• **What you need to do**
Omit any picture, and return the remaining data exactly as written.

※ ※ ※

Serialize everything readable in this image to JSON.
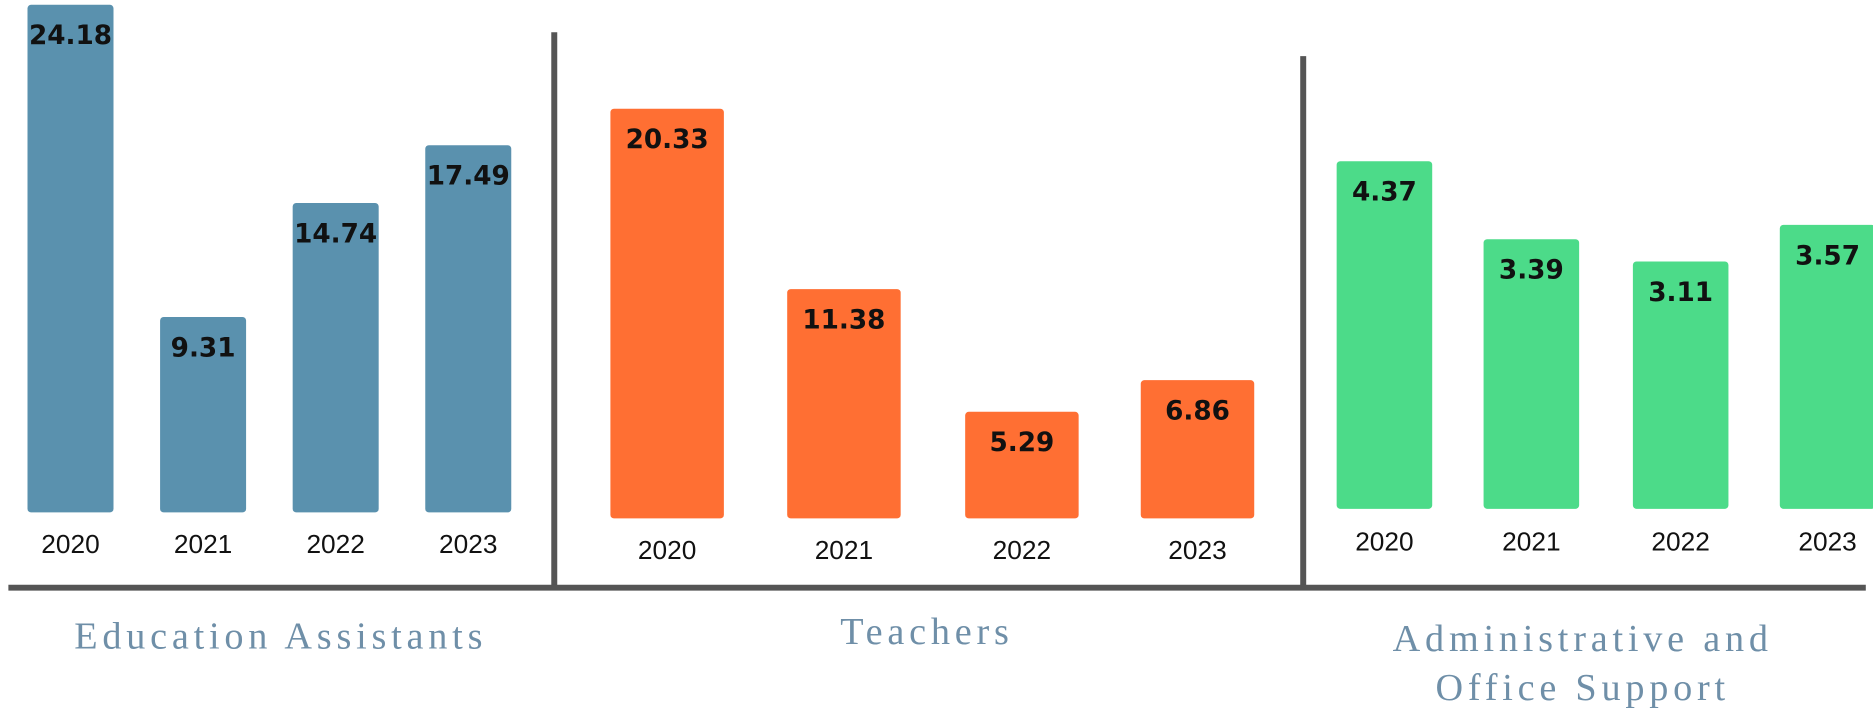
{
  "chart_data": [
    {
      "type": "bar",
      "title": "Education Assistants",
      "categories": [
        "2020",
        "2021",
        "2022",
        "2023"
      ],
      "values": [
        24.18,
        9.31,
        14.74,
        17.49
      ],
      "color": "#5a91ae"
    },
    {
      "type": "bar",
      "title": "Teachers",
      "categories": [
        "2020",
        "2021",
        "2022",
        "2023"
      ],
      "values": [
        20.33,
        11.38,
        5.29,
        6.86
      ],
      "color": "#ff6f33"
    },
    {
      "type": "bar",
      "title": "Administrative and Office Support",
      "categories": [
        "2020",
        "2021",
        "2022",
        "2023"
      ],
      "values": [
        4.37,
        3.39,
        3.11,
        3.57
      ],
      "color": "#4cdb89"
    }
  ]
}
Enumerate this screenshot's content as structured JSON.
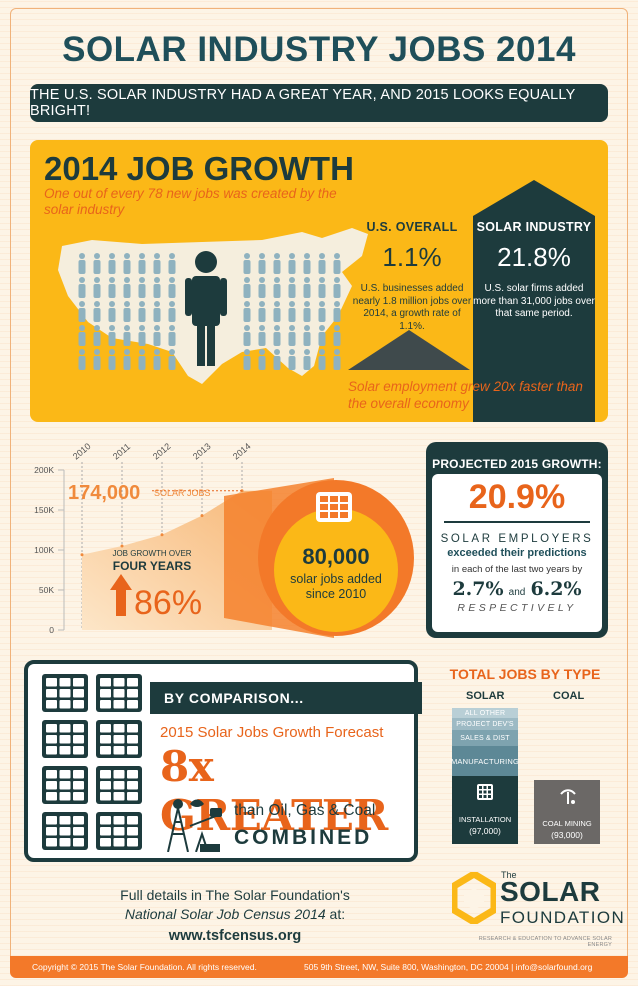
{
  "title": "SOLAR INDUSTRY JOBS 2014",
  "banner": "THE U.S. SOLAR INDUSTRY HAD A GREAT YEAR, AND 2015 LOOKS EQUALLY BRIGHT!",
  "growth": {
    "title": "2014 JOB GROWTH",
    "subtitle": "One out of every 78 new jobs was created by the solar industry",
    "us": {
      "label": "U.S. OVERALL",
      "value": "1.1%",
      "desc": "U.S. businesses added nearly 1.8 million jobs over 2014, a growth rate of 1.1%."
    },
    "solar": {
      "label": "SOLAR INDUSTRY",
      "value": "21.8%",
      "desc": "U.S. solar firms added more than 31,000 jobs over that same period."
    },
    "footnote": "Solar employment grew 20x faster than the overall economy"
  },
  "chart_data": {
    "type": "area",
    "x": [
      "2010",
      "2011",
      "2012",
      "2013",
      "2014"
    ],
    "y": [
      94000,
      105000,
      119000,
      143000,
      174000
    ],
    "ylim": [
      0,
      200000
    ],
    "yticks": [
      "0",
      "50K",
      "100K",
      "150K",
      "200K"
    ],
    "callout_value": "174,000",
    "callout_label": "SOLAR JOBS",
    "growth_label": "JOB GROWTH OVER",
    "growth_label2": "FOUR YEARS",
    "growth_value": "86%"
  },
  "added": {
    "value": "80,000",
    "label": "solar jobs added since 2010"
  },
  "projected": {
    "title": "PROJECTED 2015 GROWTH:",
    "value": "20.9%",
    "employers": "SOLAR EMPLOYERS",
    "exceeded": "exceeded their predictions",
    "each": "in each of the last two years by",
    "v1": "2.7%",
    "and": "and",
    "v2": "6.2%",
    "resp": "RESPECTIVELY"
  },
  "comparison": {
    "header": "BY COMPARISON...",
    "forecast": "2015 Solar Jobs Growth Forecast",
    "greater": "8x GREATER",
    "than": "than Oil, Gas & Coal",
    "combined": "COMBINED"
  },
  "total_jobs": {
    "title": "TOTAL JOBS BY TYPE",
    "solar_label": "SOLAR",
    "coal_label": "COAL",
    "segments": [
      "ALL OTHER",
      "PROJECT DEV'S",
      "SALES & DIST",
      "MANUFACTURING"
    ],
    "installation": "INSTALLATION",
    "installation_value": "(97,000)",
    "coal_mining": "COAL MINING",
    "coal_value": "(93,000)"
  },
  "footer": {
    "full_details": "Full details in The Solar Foundation's",
    "census": "National Solar Job Census 2014",
    "at": " at:",
    "url": "www.tsfcensus.org",
    "copyright": "Copyright © 2015 The Solar Foundation. All rights reserved.",
    "address": "505 9th Street, NW, Suite 800, Washington, DC  20004  |  info@solarfound.org"
  },
  "logo": {
    "the": "The",
    "solar": "SOLAR",
    "foundation": "FOUNDATION",
    "tagline": "RESEARCH & EDUCATION TO ADVANCE SOLAR ENERGY"
  },
  "colors": {
    "dark": "#1d3b3d",
    "orange": "#e8641b",
    "yellow": "#fbb817",
    "cream": "#fdf4e6"
  }
}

※ ※ ※

• **Answer to this task**
Serialize everything readable in this image to JSON.
{
  "chart_data": [
    {
      "type": "bar",
      "title": "Education Assistants",
      "categories": [
        "2020",
        "2021",
        "2022",
        "2023"
      ],
      "values": [
        24.18,
        9.31,
        14.74,
        17.49
      ],
      "color": "#5a91ae"
    },
    {
      "type": "bar",
      "title": "Teachers",
      "categories": [
        "2020",
        "2021",
        "2022",
        "2023"
      ],
      "values": [
        20.33,
        11.38,
        5.29,
        6.86
      ],
      "color": "#ff6f33"
    },
    {
      "type": "bar",
      "title": "Administrative and Office Support",
      "categories": [
        "2020",
        "2021",
        "2022",
        "2023"
      ],
      "values": [
        4.37,
        3.39,
        3.11,
        3.57
      ],
      "color": "#4cdb89"
    }
  ]
}
Enumerate this screenshot's content as structured JSON.
{
  "title": "SOLAR INDUSTRY JOBS 2014",
  "banner": "THE U.S. SOLAR INDUSTRY HAD A GREAT YEAR, AND 2015 LOOKS EQUALLY BRIGHT!",
  "growth": {
    "title": "2014 JOB GROWTH",
    "subtitle": "One out of every 78 new jobs was created by the solar industry",
    "us": {
      "label": "U.S. OVERALL",
      "value": "1.1%",
      "desc": "U.S. businesses added nearly 1.8 million jobs over 2014, a growth rate of 1.1%."
    },
    "solar": {
      "label": "SOLAR INDUSTRY",
      "value": "21.8%",
      "desc": "U.S. solar firms added more than 31,000 jobs over that same period."
    },
    "footnote": "Solar employment grew 20x faster than the overall economy"
  },
  "chart_data": {
    "type": "area",
    "x": [
      "2010",
      "2011",
      "2012",
      "2013",
      "2014"
    ],
    "y": [
      94000,
      105000,
      119000,
      143000,
      174000
    ],
    "ylim": [
      0,
      200000
    ],
    "yticks": [
      "0",
      "50K",
      "100K",
      "150K",
      "200K"
    ],
    "callout_value": "174,000",
    "callout_label": "SOLAR JOBS",
    "growth_label": "JOB GROWTH OVER",
    "growth_label2": "FOUR YEARS",
    "growth_value": "86%"
  },
  "added": {
    "value": "80,000",
    "label": "solar jobs added since 2010"
  },
  "projected": {
    "title": "PROJECTED 2015 GROWTH:",
    "value": "20.9%",
    "employers": "SOLAR EMPLOYERS",
    "exceeded": "exceeded their predictions",
    "each": "in each of the last two years by",
    "v1": "2.7%",
    "and": "and",
    "v2": "6.2%",
    "resp": "RESPECTIVELY"
  },
  "comparison": {
    "header": "BY COMPARISON...",
    "forecast": "2015 Solar Jobs Growth Forecast",
    "greater": "8x GREATER",
    "than": "than Oil, Gas & Coal",
    "combined": "COMBINED"
  },
  "total_jobs": {
    "title": "TOTAL JOBS BY TYPE",
    "solar_label": "SOLAR",
    "coal_label": "COAL",
    "segments": [
      "ALL OTHER",
      "PROJECT DEV'S",
      "SALES & DIST",
      "MANUFACTURING"
    ],
    "installation": "INSTALLATION",
    "installation_value": "(97,000)",
    "coal_mining": "COAL MINING",
    "coal_value": "(93,000)"
  },
  "footer": {
    "full_details": "Full details in The Solar Foundation's",
    "census": "National Solar Job Census 2014",
    "at": " at:",
    "url": "www.tsfcensus.org",
    "copyright": "Copyright © 2015 The Solar Foundation. All rights reserved.",
    "address": "505 9th Street, NW, Suite 800, Washington, DC  20004  |  info@solarfound.org"
  },
  "logo": {
    "the": "The",
    "solar": "SOLAR",
    "foundation": "FOUNDATION",
    "tagline": "RESEARCH & EDUCATION TO ADVANCE SOLAR ENERGY"
  },
  "colors": {
    "dark": "#1d3b3d",
    "orange": "#e8641b",
    "yellow": "#fbb817",
    "cream": "#fdf4e6"
  }
}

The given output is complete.